# Data extract start
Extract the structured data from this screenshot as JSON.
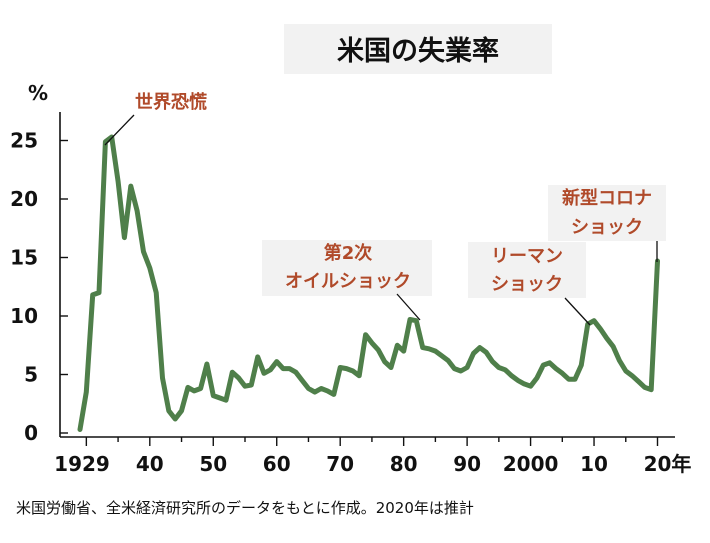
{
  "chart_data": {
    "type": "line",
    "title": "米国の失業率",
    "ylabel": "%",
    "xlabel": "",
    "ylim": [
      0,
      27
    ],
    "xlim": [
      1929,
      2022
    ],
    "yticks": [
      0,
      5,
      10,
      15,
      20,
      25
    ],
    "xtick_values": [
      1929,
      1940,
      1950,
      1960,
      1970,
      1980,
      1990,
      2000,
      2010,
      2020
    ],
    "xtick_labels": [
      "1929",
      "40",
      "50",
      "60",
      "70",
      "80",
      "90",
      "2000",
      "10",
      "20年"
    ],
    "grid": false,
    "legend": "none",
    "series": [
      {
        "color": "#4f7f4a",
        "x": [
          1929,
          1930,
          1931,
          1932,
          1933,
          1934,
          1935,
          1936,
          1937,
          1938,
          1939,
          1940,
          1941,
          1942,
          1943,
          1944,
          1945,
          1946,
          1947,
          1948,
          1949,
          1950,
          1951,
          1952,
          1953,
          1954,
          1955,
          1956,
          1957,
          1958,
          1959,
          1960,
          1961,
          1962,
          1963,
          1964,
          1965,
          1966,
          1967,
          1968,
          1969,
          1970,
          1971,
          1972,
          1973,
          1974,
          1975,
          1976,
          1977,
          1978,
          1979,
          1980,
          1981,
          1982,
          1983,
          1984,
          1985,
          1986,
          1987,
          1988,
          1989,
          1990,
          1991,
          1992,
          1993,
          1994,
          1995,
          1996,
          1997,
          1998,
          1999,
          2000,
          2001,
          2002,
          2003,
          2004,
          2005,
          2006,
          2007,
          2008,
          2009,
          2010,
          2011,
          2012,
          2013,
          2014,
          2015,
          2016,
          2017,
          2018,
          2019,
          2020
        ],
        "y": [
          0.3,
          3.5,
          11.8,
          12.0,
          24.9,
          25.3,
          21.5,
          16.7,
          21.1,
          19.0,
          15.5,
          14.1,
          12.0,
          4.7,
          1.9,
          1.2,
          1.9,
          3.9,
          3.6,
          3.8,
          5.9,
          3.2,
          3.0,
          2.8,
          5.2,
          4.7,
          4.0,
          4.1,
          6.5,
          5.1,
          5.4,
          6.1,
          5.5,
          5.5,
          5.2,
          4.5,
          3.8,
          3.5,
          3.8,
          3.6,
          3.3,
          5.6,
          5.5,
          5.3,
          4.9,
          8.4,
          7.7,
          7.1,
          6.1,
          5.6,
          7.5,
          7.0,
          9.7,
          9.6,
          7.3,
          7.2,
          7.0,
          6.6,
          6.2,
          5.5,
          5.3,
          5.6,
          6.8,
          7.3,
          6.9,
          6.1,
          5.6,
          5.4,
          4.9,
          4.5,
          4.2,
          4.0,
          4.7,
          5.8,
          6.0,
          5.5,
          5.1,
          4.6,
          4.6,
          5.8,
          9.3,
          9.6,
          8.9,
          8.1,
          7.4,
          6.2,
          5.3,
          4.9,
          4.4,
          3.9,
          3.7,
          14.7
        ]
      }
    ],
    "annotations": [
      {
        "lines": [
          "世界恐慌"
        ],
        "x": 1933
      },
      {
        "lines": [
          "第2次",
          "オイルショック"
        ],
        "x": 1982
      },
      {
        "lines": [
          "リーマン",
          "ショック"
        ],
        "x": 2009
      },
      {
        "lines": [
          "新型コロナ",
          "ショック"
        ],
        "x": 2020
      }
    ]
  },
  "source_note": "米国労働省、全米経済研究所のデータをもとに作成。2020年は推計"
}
# Data extract end
# Data extract start
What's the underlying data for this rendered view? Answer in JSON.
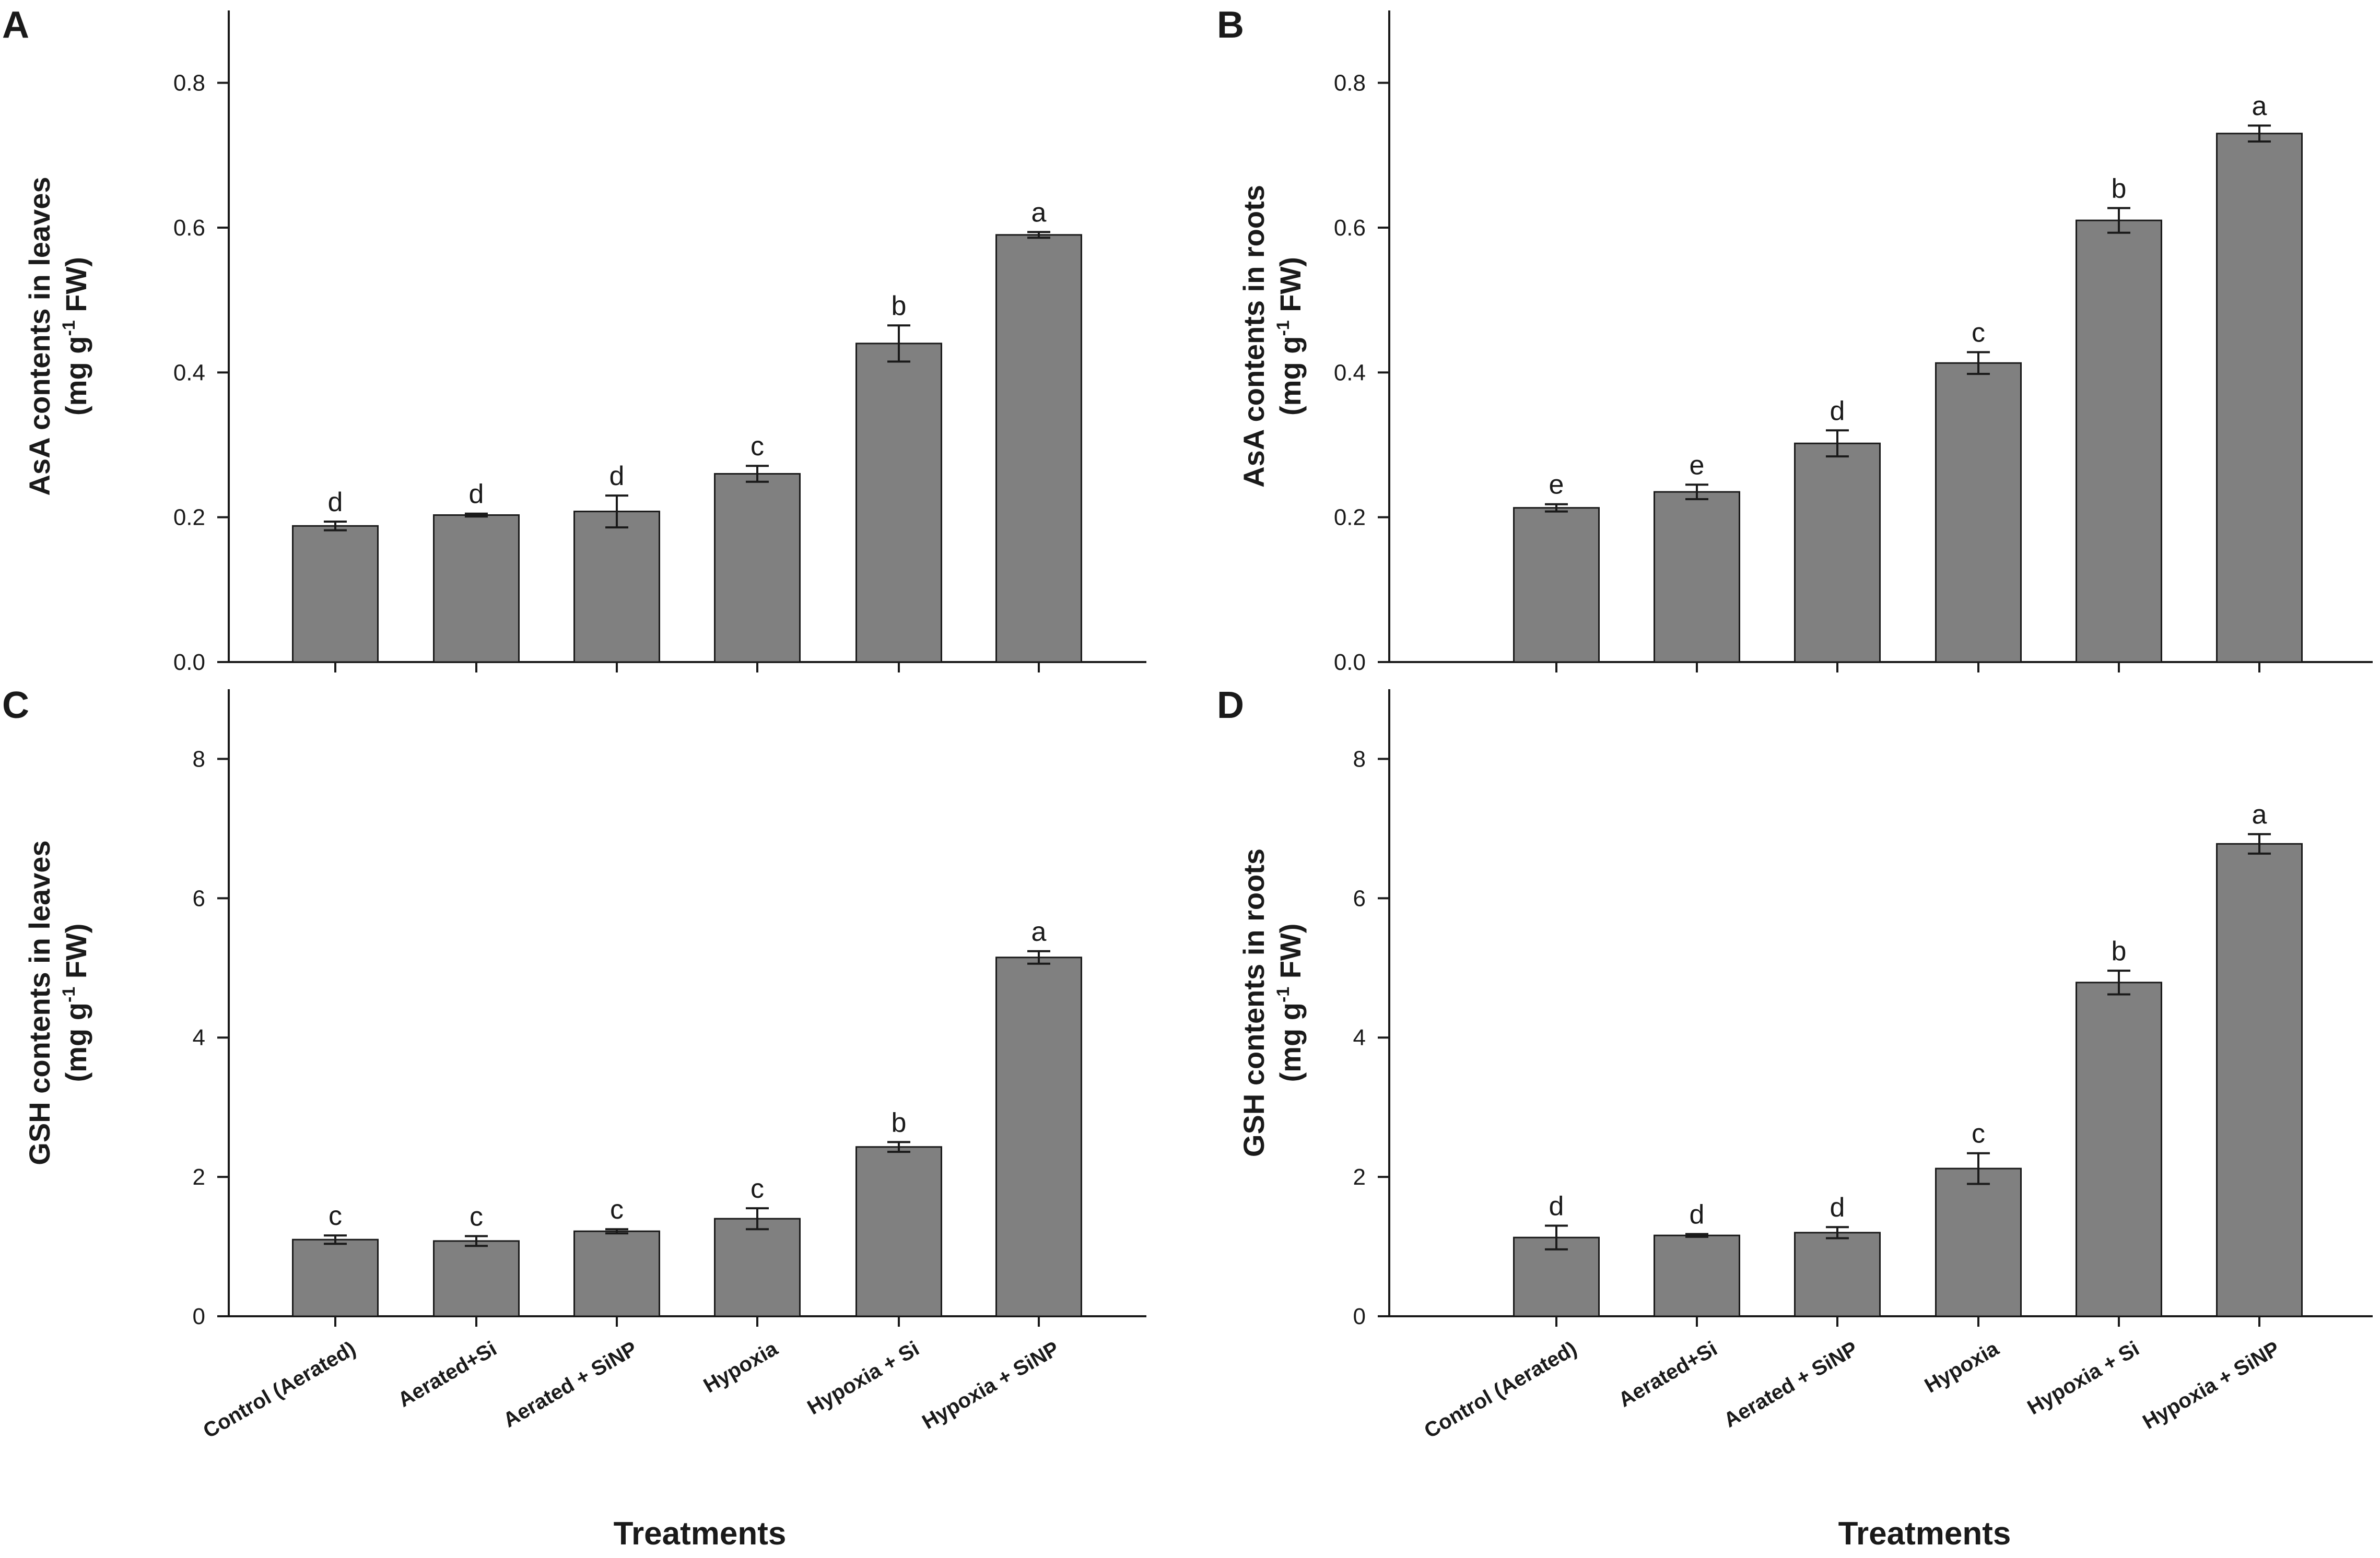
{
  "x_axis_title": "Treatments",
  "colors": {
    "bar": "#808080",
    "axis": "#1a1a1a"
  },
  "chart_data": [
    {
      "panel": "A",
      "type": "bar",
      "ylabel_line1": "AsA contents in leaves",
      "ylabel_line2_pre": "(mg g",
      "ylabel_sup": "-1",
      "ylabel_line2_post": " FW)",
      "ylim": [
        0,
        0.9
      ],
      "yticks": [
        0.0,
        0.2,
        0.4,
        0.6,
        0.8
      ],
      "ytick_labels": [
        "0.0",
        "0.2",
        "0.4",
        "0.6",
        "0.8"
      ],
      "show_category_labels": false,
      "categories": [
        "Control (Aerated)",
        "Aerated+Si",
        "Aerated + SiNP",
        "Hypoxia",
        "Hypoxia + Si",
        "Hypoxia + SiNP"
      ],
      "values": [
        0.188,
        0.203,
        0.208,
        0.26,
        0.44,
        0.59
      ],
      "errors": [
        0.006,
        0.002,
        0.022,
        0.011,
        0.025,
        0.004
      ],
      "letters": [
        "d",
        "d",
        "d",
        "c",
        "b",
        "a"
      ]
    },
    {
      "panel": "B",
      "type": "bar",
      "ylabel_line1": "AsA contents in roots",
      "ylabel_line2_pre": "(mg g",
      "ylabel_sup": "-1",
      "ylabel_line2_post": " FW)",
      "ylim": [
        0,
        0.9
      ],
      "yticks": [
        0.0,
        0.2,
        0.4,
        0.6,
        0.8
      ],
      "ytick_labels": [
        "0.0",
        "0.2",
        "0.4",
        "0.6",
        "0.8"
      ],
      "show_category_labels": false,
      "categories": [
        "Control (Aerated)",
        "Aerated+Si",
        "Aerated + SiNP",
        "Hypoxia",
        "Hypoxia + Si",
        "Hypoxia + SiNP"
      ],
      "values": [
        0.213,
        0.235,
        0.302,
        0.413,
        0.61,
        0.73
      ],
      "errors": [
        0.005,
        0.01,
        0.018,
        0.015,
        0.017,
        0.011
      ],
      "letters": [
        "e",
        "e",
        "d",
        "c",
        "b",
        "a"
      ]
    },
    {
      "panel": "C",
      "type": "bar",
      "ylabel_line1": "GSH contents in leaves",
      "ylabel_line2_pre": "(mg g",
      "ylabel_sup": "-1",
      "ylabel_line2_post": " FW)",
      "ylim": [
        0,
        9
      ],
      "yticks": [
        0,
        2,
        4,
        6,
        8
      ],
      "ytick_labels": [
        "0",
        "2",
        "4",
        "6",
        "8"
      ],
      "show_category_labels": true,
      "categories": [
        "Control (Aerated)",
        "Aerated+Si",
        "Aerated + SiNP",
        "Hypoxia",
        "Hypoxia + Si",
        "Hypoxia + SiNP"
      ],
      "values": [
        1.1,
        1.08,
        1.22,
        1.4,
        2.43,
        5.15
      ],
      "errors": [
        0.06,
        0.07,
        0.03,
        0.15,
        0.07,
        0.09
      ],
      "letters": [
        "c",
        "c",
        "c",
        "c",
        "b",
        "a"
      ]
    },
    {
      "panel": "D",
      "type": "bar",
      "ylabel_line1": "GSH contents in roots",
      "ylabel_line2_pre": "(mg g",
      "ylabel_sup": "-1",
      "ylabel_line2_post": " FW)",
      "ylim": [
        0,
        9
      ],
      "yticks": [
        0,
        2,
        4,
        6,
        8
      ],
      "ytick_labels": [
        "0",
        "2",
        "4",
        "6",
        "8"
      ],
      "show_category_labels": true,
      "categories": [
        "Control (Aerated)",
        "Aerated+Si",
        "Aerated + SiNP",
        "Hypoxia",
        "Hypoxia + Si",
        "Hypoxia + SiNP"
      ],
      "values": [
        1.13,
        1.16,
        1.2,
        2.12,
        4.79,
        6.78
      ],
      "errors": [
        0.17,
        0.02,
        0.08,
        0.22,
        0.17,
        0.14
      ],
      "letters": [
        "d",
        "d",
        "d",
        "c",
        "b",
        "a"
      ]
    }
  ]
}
# Data extract end
Where a line in the entries holds the word "JSON", copy that line.

## Response to this task:
Extract the structured data from this screenshot as JSON.
What's the underlying data for this rendered view? Answer in JSON.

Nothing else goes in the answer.